* **SHORT PROBLEM**
Rename "x-tick-label" to "x-axis-label" wherever it occurs in the items below, and reproduce all of them with everything else left as it is.

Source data
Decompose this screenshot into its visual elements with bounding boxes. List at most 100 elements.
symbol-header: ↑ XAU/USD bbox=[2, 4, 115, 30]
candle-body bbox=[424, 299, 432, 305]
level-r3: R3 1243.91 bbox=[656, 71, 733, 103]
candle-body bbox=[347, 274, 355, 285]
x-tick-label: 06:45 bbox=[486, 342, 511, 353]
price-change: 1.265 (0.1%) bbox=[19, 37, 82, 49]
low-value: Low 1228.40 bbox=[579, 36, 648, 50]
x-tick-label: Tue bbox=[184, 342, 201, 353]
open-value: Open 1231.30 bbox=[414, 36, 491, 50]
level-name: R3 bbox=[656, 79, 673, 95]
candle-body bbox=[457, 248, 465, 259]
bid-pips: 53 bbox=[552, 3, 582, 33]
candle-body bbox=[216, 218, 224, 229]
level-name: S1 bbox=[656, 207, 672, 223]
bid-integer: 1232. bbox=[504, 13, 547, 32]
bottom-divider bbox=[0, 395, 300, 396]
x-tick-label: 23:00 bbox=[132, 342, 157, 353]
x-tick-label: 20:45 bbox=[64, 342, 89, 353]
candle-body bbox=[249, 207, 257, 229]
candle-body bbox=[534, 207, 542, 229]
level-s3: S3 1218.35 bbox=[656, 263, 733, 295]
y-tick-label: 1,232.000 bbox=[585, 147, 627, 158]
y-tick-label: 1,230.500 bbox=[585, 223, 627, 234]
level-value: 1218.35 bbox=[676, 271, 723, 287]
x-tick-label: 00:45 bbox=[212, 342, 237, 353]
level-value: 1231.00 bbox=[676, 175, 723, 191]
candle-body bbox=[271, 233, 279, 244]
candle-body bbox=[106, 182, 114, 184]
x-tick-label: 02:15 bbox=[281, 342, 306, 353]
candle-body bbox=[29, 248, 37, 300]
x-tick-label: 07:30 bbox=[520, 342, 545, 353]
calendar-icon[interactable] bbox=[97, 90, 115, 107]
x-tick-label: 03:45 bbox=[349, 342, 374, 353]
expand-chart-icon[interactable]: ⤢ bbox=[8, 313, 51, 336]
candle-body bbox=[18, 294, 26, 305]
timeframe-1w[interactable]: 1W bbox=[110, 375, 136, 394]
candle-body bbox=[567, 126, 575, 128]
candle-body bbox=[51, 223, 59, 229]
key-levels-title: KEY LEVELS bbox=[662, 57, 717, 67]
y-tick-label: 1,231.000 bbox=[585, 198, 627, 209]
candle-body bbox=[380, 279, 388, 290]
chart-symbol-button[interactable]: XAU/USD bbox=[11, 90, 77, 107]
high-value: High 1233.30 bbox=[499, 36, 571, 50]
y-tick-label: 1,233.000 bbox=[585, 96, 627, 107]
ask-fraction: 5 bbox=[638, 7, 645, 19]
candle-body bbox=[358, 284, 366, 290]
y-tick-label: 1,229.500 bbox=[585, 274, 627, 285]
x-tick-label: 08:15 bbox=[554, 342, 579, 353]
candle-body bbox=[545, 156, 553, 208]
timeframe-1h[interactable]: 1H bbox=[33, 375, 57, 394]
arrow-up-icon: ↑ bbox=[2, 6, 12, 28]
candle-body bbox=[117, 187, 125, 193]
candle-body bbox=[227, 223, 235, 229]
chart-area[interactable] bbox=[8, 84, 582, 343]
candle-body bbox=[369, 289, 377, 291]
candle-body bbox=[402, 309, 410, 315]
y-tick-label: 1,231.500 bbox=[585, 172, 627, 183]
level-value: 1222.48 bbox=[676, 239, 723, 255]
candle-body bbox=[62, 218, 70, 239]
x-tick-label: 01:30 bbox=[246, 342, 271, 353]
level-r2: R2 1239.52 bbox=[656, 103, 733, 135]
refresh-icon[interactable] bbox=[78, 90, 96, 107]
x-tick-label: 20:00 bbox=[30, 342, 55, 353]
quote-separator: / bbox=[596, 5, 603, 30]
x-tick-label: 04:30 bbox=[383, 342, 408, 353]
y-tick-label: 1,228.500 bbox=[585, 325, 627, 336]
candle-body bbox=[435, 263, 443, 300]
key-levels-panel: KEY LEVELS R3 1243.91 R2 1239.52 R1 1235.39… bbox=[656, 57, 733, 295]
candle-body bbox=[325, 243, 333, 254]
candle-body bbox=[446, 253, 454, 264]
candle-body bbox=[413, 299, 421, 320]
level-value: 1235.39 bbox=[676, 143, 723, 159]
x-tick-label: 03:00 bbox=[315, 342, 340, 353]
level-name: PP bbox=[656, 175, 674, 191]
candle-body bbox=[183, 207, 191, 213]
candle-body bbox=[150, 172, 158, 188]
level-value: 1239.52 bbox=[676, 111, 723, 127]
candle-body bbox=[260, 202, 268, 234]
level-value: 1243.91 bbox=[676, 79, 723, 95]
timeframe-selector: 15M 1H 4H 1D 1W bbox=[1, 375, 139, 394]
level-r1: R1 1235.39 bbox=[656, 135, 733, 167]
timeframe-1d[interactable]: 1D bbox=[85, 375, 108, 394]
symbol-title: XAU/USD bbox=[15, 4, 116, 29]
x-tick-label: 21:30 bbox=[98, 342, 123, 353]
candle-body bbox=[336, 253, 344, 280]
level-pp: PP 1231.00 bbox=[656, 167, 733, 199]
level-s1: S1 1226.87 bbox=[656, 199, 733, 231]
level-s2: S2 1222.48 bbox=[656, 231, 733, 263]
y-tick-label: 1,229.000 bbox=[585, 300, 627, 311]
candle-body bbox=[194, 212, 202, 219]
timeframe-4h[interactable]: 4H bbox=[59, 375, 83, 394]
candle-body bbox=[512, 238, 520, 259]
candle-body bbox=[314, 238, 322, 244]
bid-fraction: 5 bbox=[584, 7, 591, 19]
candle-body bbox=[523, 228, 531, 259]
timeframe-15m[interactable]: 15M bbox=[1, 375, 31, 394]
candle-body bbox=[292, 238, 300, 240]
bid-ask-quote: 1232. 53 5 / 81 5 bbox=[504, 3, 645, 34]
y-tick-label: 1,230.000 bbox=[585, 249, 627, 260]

* **THE OUTPUT**
Decompose this screenshot into its visual elements with bounding boxes. List at most 100 elements.
symbol-header: ↑ XAU/USD bbox=[2, 4, 115, 30]
candle-body bbox=[424, 299, 432, 305]
level-r3: R3 1243.91 bbox=[656, 71, 733, 103]
candle-body bbox=[347, 274, 355, 285]
x-axis-label: 06:45 bbox=[486, 342, 511, 353]
price-change: 1.265 (0.1%) bbox=[19, 37, 82, 49]
low-value: Low 1228.40 bbox=[579, 36, 648, 50]
x-axis-label: Tue bbox=[184, 342, 201, 353]
open-value: Open 1231.30 bbox=[414, 36, 491, 50]
level-name: R3 bbox=[656, 79, 673, 95]
candle-body bbox=[457, 248, 465, 259]
bid-pips: 53 bbox=[552, 3, 582, 33]
candle-body bbox=[216, 218, 224, 229]
level-name: S1 bbox=[656, 207, 672, 223]
bid-integer: 1232. bbox=[504, 13, 547, 32]
bottom-divider bbox=[0, 395, 300, 396]
x-axis-label: 23:00 bbox=[132, 342, 157, 353]
x-axis-label: 20:45 bbox=[64, 342, 89, 353]
candle-body bbox=[249, 207, 257, 229]
candle-body bbox=[534, 207, 542, 229]
level-s3: S3 1218.35 bbox=[656, 263, 733, 295]
y-tick-label: 1,232.000 bbox=[585, 147, 627, 158]
y-tick-label: 1,230.500 bbox=[585, 223, 627, 234]
level-value: 1218.35 bbox=[676, 271, 723, 287]
x-axis-label: 00:45 bbox=[212, 342, 237, 353]
level-value: 1231.00 bbox=[676, 175, 723, 191]
candle-body bbox=[271, 233, 279, 244]
candle-body bbox=[106, 182, 114, 184]
x-axis-label: 02:15 bbox=[281, 342, 306, 353]
candle-body bbox=[29, 248, 37, 300]
x-axis-label: 07:30 bbox=[520, 342, 545, 353]
calendar-icon[interactable] bbox=[97, 90, 115, 107]
x-axis-label: 03:45 bbox=[349, 342, 374, 353]
expand-chart-icon[interactable]: ⤢ bbox=[8, 313, 51, 336]
candle-body bbox=[18, 294, 26, 305]
timeframe-1w[interactable]: 1W bbox=[110, 375, 136, 394]
candle-body bbox=[567, 126, 575, 128]
candle-body bbox=[51, 223, 59, 229]
key-levels-title: KEY LEVELS bbox=[662, 57, 717, 67]
y-tick-label: 1,231.000 bbox=[585, 198, 627, 209]
candle-body bbox=[380, 279, 388, 290]
chart-symbol-button[interactable]: XAU/USD bbox=[11, 90, 77, 107]
high-value: High 1233.30 bbox=[499, 36, 571, 50]
y-tick-label: 1,233.000 bbox=[585, 96, 627, 107]
ask-fraction: 5 bbox=[638, 7, 645, 19]
candle-body bbox=[358, 284, 366, 290]
y-tick-label: 1,229.500 bbox=[585, 274, 627, 285]
x-axis-label: 08:15 bbox=[554, 342, 579, 353]
candle-body bbox=[545, 156, 553, 208]
timeframe-1h[interactable]: 1H bbox=[33, 375, 57, 394]
arrow-up-icon: ↑ bbox=[2, 6, 12, 28]
candle-body bbox=[117, 187, 125, 193]
candle-body bbox=[227, 223, 235, 229]
chart-area[interactable] bbox=[8, 84, 582, 343]
candle-body bbox=[369, 289, 377, 291]
candle-body bbox=[402, 309, 410, 315]
y-tick-label: 1,231.500 bbox=[585, 172, 627, 183]
level-value: 1222.48 bbox=[676, 239, 723, 255]
candle-body bbox=[62, 218, 70, 239]
x-axis-label: 01:30 bbox=[246, 342, 271, 353]
level-r2: R2 1239.52 bbox=[656, 103, 733, 135]
refresh-icon[interactable] bbox=[78, 90, 96, 107]
x-axis-label: 20:00 bbox=[30, 342, 55, 353]
quote-separator: / bbox=[596, 5, 603, 30]
x-axis-label: 04:30 bbox=[383, 342, 408, 353]
y-tick-label: 1,228.500 bbox=[585, 325, 627, 336]
candle-body bbox=[435, 263, 443, 300]
key-levels-panel: KEY LEVELS R3 1243.91 R2 1239.52 R1 1235.39… bbox=[656, 57, 733, 295]
candle-body bbox=[325, 243, 333, 254]
candle-body bbox=[446, 253, 454, 264]
candle-body bbox=[413, 299, 421, 320]
level-value: 1235.39 bbox=[676, 143, 723, 159]
x-axis-label: 03:00 bbox=[315, 342, 340, 353]
level-name: PP bbox=[656, 175, 674, 191]
candle-body bbox=[183, 207, 191, 213]
candle-body bbox=[150, 172, 158, 188]
level-value: 1239.52 bbox=[676, 111, 723, 127]
candle-body bbox=[260, 202, 268, 234]
level-value: 1243.91 bbox=[676, 79, 723, 95]
timeframe-selector: 15M 1H 4H 1D 1W bbox=[1, 375, 139, 394]
level-r1: R1 1235.39 bbox=[656, 135, 733, 167]
timeframe-1d[interactable]: 1D bbox=[85, 375, 108, 394]
symbol-title: XAU/USD bbox=[15, 4, 116, 29]
x-axis-label: 21:30 bbox=[98, 342, 123, 353]
candle-body bbox=[336, 253, 344, 280]
level-pp: PP 1231.00 bbox=[656, 167, 733, 199]
level-s1: S1 1226.87 bbox=[656, 199, 733, 231]
level-s2: S2 1222.48 bbox=[656, 231, 733, 263]
y-tick-label: 1,229.000 bbox=[585, 300, 627, 311]
candle-body bbox=[194, 212, 202, 219]
timeframe-4h[interactable]: 4H bbox=[59, 375, 83, 394]
candle-body bbox=[512, 238, 520, 259]
candle-body bbox=[314, 238, 322, 244]
bid-fraction: 5 bbox=[584, 7, 591, 19]
candle-body bbox=[523, 228, 531, 259]
timeframe-15m[interactable]: 15M bbox=[1, 375, 31, 394]
candle-body bbox=[292, 238, 300, 240]
bid-ask-quote: 1232. 53 5 / 81 5 bbox=[504, 3, 645, 34]
y-tick-label: 1,230.000 bbox=[585, 249, 627, 260]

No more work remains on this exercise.